**** Supplied material ****
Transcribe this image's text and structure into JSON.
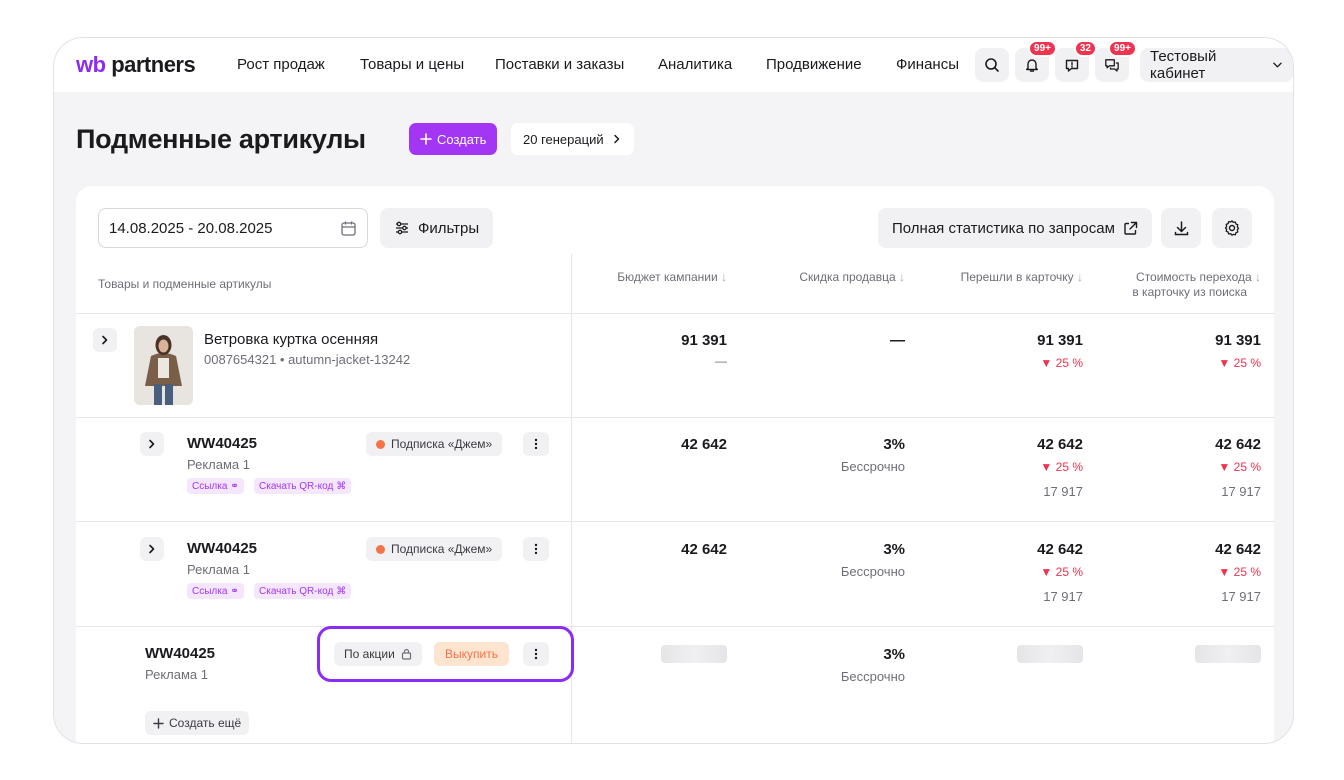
{
  "logo": {
    "wb": "wb",
    "partners": "partners"
  },
  "nav": [
    "Рост продаж",
    "Товары и цены",
    "Поставки и заказы",
    "Аналитика",
    "Продвижение",
    "Финансы"
  ],
  "badges": {
    "notifications": "99+",
    "feedback": "32",
    "chats": "99+"
  },
  "cabinet": "Тестовый кабинет",
  "header": {
    "title": "Подменные артикулы",
    "create": "Создать",
    "generations": "20 генераций"
  },
  "toolbar": {
    "date_range": "14.08.2025 - 20.08.2025",
    "filters": "Фильтры",
    "stats": "Полная статистика по запросам"
  },
  "columns": {
    "products": "Товары и подменные артикулы",
    "budget": "Бюджет кампании",
    "discount": "Скидка продавца",
    "clicks": "Перешли в карточку",
    "cost_line1": "Стоимость перехода",
    "cost_line2": "в карточку из поиска"
  },
  "product": {
    "name": "Ветровка куртка осенняя",
    "meta": "0087654321 • autumn-jacket-13242",
    "budget": "91 391",
    "budget_sub": "—",
    "discount": "—",
    "clicks": "91 391",
    "clicks_delta": "25 %",
    "cost": "91 391",
    "cost_delta": "25 %"
  },
  "rows": [
    {
      "sku": "WW40425",
      "campaign": "Реклама 1",
      "subscription": "Подписка «Джем»",
      "link": "Ссылка",
      "qr": "Скачать QR-код",
      "budget": "42 642",
      "discount": "3%",
      "discount_sub": "Бессрочно",
      "clicks": "42 642",
      "clicks_delta": "25 %",
      "clicks_sub": "17 917",
      "cost": "42 642",
      "cost_delta": "25 %",
      "cost_sub": "17 917"
    },
    {
      "sku": "WW40425",
      "campaign": "Реклама 1",
      "subscription": "Подписка «Джем»",
      "link": "Ссылка",
      "qr": "Скачать QR-код",
      "budget": "42 642",
      "discount": "3%",
      "discount_sub": "Бессрочно",
      "clicks": "42 642",
      "clicks_delta": "25 %",
      "clicks_sub": "17 917",
      "cost": "42 642",
      "cost_delta": "25 %",
      "cost_sub": "17 917"
    },
    {
      "sku": "WW40425",
      "campaign": "Реклама 1",
      "promo": "По акции",
      "buy": "Выкупить",
      "discount": "3%",
      "discount_sub": "Бессрочно"
    }
  ],
  "create_more": "Создать ещё",
  "colors": {
    "accent": "#a336f5",
    "negative": "#f0334f",
    "orange": "#f4744a"
  }
}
****
Instruction. Leave out the pictures, and give all the records again exactly.

Written response.
Transcribe this image's text and structure into JSON.
{
  "logo": {
    "wb": "wb",
    "partners": "partners"
  },
  "nav": [
    "Рост продаж",
    "Товары и цены",
    "Поставки и заказы",
    "Аналитика",
    "Продвижение",
    "Финансы"
  ],
  "badges": {
    "notifications": "99+",
    "feedback": "32",
    "chats": "99+"
  },
  "cabinet": "Тестовый кабинет",
  "header": {
    "title": "Подменные артикулы",
    "create": "Создать",
    "generations": "20 генераций"
  },
  "toolbar": {
    "date_range": "14.08.2025 - 20.08.2025",
    "filters": "Фильтры",
    "stats": "Полная статистика по запросам"
  },
  "columns": {
    "products": "Товары и подменные артикулы",
    "budget": "Бюджет кампании",
    "discount": "Скидка продавца",
    "clicks": "Перешли в карточку",
    "cost_line1": "Стоимость перехода",
    "cost_line2": "в карточку из поиска"
  },
  "product": {
    "name": "Ветровка куртка осенняя",
    "meta": "0087654321 • autumn-jacket-13242",
    "budget": "91 391",
    "budget_sub": "—",
    "discount": "—",
    "clicks": "91 391",
    "clicks_delta": "25 %",
    "cost": "91 391",
    "cost_delta": "25 %"
  },
  "rows": [
    {
      "sku": "WW40425",
      "campaign": "Реклама 1",
      "subscription": "Подписка «Джем»",
      "link": "Ссылка",
      "qr": "Скачать QR-код",
      "budget": "42 642",
      "discount": "3%",
      "discount_sub": "Бессрочно",
      "clicks": "42 642",
      "clicks_delta": "25 %",
      "clicks_sub": "17 917",
      "cost": "42 642",
      "cost_delta": "25 %",
      "cost_sub": "17 917"
    },
    {
      "sku": "WW40425",
      "campaign": "Реклама 1",
      "subscription": "Подписка «Джем»",
      "link": "Ссылка",
      "qr": "Скачать QR-код",
      "budget": "42 642",
      "discount": "3%",
      "discount_sub": "Бессрочно",
      "clicks": "42 642",
      "clicks_delta": "25 %",
      "clicks_sub": "17 917",
      "cost": "42 642",
      "cost_delta": "25 %",
      "cost_sub": "17 917"
    },
    {
      "sku": "WW40425",
      "campaign": "Реклама 1",
      "promo": "По акции",
      "buy": "Выкупить",
      "discount": "3%",
      "discount_sub": "Бессрочно"
    }
  ],
  "create_more": "Создать ещё",
  "colors": {
    "accent": "#a336f5",
    "negative": "#f0334f",
    "orange": "#f4744a"
  }
}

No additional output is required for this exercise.